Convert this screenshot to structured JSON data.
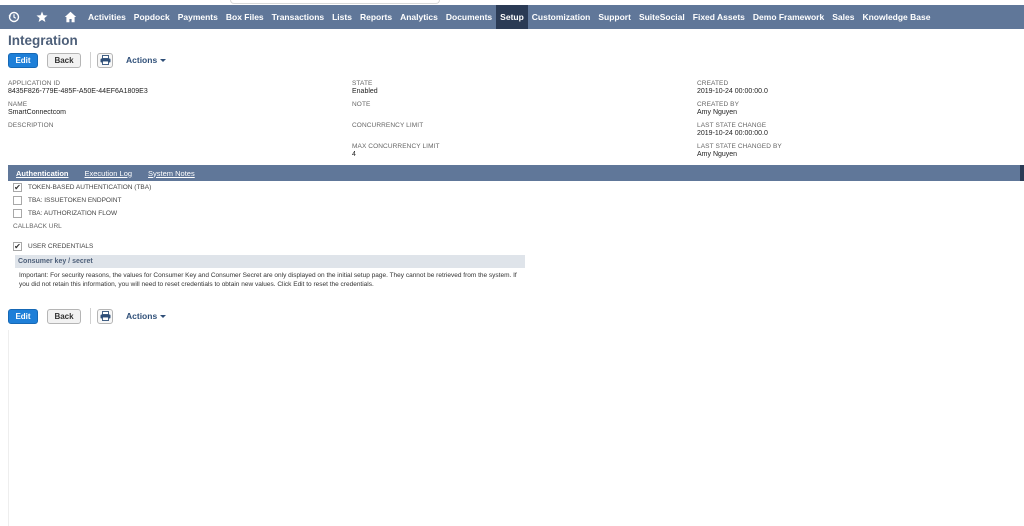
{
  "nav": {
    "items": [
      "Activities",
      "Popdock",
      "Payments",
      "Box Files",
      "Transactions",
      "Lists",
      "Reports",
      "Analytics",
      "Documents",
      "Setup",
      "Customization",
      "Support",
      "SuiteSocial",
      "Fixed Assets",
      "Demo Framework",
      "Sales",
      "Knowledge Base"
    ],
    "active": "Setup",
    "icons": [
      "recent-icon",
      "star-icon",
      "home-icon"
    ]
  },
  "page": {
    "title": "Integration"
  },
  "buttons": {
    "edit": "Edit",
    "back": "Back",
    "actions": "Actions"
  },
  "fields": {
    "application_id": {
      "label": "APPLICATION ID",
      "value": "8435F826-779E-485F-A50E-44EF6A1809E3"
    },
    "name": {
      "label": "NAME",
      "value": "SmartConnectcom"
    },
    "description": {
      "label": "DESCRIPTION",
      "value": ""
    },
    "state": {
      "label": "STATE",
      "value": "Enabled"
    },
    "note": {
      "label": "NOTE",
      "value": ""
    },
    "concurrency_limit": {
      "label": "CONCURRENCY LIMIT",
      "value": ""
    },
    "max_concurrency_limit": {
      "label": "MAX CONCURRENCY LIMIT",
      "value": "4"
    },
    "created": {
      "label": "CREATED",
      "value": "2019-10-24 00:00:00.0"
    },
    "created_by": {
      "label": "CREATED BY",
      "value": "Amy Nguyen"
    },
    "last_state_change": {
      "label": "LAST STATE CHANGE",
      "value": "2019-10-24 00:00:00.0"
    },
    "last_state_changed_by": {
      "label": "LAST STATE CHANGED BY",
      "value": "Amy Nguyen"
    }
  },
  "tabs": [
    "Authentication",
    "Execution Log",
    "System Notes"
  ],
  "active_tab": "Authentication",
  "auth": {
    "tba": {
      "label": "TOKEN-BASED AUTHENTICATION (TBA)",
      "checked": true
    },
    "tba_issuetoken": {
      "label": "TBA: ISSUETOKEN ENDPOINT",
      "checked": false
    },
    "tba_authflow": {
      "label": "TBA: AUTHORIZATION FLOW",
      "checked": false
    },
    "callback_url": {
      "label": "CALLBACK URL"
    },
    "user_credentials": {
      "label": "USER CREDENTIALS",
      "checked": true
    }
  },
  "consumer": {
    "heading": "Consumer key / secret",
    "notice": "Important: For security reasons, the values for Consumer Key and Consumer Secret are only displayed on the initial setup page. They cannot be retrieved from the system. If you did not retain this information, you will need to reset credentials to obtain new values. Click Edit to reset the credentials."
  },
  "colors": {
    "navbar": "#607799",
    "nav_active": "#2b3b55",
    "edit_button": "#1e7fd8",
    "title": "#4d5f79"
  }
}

•••••

→ Exercise objective: Pictures don't belong in the copy. Restate all the entries exactly.

→ Finished task:
Convert this screenshot to structured JSON data.
{
  "nav": {
    "items": [
      "Activities",
      "Popdock",
      "Payments",
      "Box Files",
      "Transactions",
      "Lists",
      "Reports",
      "Analytics",
      "Documents",
      "Setup",
      "Customization",
      "Support",
      "SuiteSocial",
      "Fixed Assets",
      "Demo Framework",
      "Sales",
      "Knowledge Base"
    ],
    "active": "Setup",
    "icons": [
      "recent-icon",
      "star-icon",
      "home-icon"
    ]
  },
  "page": {
    "title": "Integration"
  },
  "buttons": {
    "edit": "Edit",
    "back": "Back",
    "actions": "Actions"
  },
  "fields": {
    "application_id": {
      "label": "APPLICATION ID",
      "value": "8435F826-779E-485F-A50E-44EF6A1809E3"
    },
    "name": {
      "label": "NAME",
      "value": "SmartConnectcom"
    },
    "description": {
      "label": "DESCRIPTION",
      "value": ""
    },
    "state": {
      "label": "STATE",
      "value": "Enabled"
    },
    "note": {
      "label": "NOTE",
      "value": ""
    },
    "concurrency_limit": {
      "label": "CONCURRENCY LIMIT",
      "value": ""
    },
    "max_concurrency_limit": {
      "label": "MAX CONCURRENCY LIMIT",
      "value": "4"
    },
    "created": {
      "label": "CREATED",
      "value": "2019-10-24 00:00:00.0"
    },
    "created_by": {
      "label": "CREATED BY",
      "value": "Amy Nguyen"
    },
    "last_state_change": {
      "label": "LAST STATE CHANGE",
      "value": "2019-10-24 00:00:00.0"
    },
    "last_state_changed_by": {
      "label": "LAST STATE CHANGED BY",
      "value": "Amy Nguyen"
    }
  },
  "tabs": [
    "Authentication",
    "Execution Log",
    "System Notes"
  ],
  "active_tab": "Authentication",
  "auth": {
    "tba": {
      "label": "TOKEN-BASED AUTHENTICATION (TBA)",
      "checked": true
    },
    "tba_issuetoken": {
      "label": "TBA: ISSUETOKEN ENDPOINT",
      "checked": false
    },
    "tba_authflow": {
      "label": "TBA: AUTHORIZATION FLOW",
      "checked": false
    },
    "callback_url": {
      "label": "CALLBACK URL"
    },
    "user_credentials": {
      "label": "USER CREDENTIALS",
      "checked": true
    }
  },
  "consumer": {
    "heading": "Consumer key / secret",
    "notice": "Important: For security reasons, the values for Consumer Key and Consumer Secret are only displayed on the initial setup page. They cannot be retrieved from the system. If you did not retain this information, you will need to reset credentials to obtain new values. Click Edit to reset the credentials."
  },
  "colors": {
    "navbar": "#607799",
    "nav_active": "#2b3b55",
    "edit_button": "#1e7fd8",
    "title": "#4d5f79"
  }
}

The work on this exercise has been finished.